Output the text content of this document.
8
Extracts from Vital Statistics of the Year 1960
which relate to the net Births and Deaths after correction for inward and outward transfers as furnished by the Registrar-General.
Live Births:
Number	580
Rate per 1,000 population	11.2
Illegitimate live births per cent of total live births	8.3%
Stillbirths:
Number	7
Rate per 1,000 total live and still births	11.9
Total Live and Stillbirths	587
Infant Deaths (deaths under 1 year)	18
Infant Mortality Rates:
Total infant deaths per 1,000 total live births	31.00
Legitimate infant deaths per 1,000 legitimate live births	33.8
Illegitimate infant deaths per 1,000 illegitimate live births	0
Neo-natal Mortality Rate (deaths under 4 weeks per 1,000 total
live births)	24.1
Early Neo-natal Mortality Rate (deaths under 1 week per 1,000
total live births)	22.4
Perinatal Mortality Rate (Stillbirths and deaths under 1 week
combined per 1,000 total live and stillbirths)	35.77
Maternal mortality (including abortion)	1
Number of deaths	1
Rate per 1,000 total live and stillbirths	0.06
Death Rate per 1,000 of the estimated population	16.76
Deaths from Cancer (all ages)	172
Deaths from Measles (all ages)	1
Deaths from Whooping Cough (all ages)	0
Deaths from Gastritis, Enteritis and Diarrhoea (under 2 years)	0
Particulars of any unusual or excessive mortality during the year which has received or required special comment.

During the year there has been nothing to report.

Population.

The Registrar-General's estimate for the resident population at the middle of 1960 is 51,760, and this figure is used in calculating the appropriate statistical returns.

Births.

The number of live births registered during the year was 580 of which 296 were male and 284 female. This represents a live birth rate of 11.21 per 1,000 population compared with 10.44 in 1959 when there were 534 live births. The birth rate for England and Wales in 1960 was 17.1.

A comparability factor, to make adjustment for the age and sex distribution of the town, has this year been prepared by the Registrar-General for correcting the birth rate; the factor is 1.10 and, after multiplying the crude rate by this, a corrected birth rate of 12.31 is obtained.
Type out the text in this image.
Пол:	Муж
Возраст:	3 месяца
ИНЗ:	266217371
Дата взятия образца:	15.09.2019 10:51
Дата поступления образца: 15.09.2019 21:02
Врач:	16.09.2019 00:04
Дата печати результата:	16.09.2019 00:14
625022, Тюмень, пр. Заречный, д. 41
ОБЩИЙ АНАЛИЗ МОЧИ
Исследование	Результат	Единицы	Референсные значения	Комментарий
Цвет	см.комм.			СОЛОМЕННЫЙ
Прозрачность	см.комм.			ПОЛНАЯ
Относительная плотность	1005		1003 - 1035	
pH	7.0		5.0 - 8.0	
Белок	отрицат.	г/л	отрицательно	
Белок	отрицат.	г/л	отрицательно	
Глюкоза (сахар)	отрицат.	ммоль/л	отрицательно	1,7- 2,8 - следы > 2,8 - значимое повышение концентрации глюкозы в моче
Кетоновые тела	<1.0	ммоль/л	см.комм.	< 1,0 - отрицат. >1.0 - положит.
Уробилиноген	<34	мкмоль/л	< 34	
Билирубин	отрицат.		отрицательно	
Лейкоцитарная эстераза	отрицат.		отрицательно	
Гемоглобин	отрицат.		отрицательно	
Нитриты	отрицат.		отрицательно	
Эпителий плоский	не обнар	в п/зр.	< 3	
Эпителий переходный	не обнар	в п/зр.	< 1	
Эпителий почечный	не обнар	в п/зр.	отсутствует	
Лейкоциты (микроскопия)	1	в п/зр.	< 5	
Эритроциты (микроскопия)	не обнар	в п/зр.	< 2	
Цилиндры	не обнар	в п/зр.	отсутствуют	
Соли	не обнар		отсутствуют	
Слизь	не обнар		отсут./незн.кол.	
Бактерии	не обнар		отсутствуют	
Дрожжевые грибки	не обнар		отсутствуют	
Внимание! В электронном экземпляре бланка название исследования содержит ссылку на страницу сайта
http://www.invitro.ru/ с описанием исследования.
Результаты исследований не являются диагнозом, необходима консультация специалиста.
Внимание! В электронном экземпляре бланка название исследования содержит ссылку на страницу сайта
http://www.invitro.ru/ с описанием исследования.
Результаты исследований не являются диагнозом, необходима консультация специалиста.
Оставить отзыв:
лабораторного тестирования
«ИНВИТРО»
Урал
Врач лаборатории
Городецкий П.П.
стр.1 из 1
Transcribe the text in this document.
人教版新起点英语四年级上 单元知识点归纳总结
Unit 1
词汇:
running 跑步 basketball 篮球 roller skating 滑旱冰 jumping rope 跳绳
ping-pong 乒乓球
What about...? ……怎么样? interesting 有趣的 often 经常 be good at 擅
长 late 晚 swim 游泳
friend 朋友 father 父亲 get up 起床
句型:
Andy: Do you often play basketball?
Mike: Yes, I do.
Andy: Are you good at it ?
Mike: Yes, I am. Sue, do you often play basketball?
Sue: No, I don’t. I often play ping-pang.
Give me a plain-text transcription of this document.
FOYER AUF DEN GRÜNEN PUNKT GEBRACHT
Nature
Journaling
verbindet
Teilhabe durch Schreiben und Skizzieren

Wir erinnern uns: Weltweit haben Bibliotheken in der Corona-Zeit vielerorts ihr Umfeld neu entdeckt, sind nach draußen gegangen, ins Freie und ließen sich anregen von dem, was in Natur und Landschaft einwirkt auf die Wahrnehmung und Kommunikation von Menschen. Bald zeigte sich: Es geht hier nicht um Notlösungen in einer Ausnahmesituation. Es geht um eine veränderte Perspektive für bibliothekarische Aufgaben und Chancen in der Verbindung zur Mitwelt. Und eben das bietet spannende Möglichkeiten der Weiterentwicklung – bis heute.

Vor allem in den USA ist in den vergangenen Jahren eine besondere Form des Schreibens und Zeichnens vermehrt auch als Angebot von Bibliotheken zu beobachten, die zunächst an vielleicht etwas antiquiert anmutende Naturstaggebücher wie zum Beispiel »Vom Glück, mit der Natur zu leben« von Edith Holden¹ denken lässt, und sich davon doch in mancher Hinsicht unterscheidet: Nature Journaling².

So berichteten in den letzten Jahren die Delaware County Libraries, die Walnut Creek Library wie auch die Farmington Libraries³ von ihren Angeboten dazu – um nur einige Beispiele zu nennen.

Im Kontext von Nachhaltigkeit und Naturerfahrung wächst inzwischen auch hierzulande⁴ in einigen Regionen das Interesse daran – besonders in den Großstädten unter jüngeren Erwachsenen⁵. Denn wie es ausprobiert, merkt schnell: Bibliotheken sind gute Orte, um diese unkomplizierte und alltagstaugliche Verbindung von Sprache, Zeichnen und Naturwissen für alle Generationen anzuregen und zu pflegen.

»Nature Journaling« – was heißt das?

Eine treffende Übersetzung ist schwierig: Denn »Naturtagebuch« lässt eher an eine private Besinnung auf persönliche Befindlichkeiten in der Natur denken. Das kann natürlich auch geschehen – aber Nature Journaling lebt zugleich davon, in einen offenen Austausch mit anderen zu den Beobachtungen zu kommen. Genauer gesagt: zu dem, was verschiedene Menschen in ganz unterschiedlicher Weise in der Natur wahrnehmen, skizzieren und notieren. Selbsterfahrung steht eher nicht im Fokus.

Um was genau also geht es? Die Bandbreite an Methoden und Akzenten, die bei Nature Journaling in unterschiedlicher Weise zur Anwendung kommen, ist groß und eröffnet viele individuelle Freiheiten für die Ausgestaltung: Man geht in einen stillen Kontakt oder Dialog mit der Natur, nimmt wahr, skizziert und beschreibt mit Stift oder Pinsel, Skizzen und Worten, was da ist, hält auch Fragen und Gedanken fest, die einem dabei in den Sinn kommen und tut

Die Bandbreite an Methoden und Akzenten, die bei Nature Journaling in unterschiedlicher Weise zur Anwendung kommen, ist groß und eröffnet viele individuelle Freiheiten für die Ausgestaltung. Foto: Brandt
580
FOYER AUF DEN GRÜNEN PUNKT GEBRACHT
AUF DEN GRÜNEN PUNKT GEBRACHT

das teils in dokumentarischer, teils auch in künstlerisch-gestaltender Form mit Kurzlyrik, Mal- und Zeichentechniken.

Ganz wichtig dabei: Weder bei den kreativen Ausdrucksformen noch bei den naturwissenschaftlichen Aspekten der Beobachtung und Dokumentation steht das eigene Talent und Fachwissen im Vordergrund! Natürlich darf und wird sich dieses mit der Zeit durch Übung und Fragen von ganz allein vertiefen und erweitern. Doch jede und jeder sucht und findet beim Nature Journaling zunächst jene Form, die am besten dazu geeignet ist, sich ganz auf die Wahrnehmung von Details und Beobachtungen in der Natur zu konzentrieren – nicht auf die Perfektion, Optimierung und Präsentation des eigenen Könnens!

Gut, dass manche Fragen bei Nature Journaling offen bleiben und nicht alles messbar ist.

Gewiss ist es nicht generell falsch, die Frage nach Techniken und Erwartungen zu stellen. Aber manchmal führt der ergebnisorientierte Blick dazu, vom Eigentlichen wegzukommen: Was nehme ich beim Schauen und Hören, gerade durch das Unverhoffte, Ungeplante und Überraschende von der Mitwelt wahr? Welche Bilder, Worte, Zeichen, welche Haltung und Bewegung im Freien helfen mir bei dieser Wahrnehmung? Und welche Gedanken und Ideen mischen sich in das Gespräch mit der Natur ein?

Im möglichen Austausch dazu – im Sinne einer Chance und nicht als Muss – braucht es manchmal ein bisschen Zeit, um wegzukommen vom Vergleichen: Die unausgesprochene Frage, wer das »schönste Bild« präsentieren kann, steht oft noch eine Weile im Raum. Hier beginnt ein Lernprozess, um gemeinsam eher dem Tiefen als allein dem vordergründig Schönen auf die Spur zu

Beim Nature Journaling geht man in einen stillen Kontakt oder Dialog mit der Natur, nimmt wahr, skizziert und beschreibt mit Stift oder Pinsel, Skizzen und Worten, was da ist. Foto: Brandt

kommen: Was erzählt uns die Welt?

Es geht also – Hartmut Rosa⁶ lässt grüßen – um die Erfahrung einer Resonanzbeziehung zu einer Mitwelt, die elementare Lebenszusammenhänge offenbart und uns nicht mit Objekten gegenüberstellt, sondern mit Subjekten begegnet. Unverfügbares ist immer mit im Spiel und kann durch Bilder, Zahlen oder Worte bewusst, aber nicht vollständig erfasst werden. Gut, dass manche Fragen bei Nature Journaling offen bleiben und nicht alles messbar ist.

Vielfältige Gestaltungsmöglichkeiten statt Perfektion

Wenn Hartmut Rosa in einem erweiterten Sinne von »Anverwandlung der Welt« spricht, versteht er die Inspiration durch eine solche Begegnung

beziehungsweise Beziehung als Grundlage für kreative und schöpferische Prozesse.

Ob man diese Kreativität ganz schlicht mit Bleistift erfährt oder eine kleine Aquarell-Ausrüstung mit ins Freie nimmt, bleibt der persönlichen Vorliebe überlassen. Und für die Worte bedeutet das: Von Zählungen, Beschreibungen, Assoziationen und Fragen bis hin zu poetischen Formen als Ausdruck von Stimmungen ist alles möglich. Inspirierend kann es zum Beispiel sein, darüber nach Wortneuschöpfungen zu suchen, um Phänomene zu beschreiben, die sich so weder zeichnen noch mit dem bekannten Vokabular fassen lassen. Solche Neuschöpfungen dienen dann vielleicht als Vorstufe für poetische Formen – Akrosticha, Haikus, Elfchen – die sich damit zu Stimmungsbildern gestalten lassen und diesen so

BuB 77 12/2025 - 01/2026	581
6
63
----------
**Challenge:** Give the number of lines in the listing above that contain "nimmt", and nothing else.

**Response below:** 3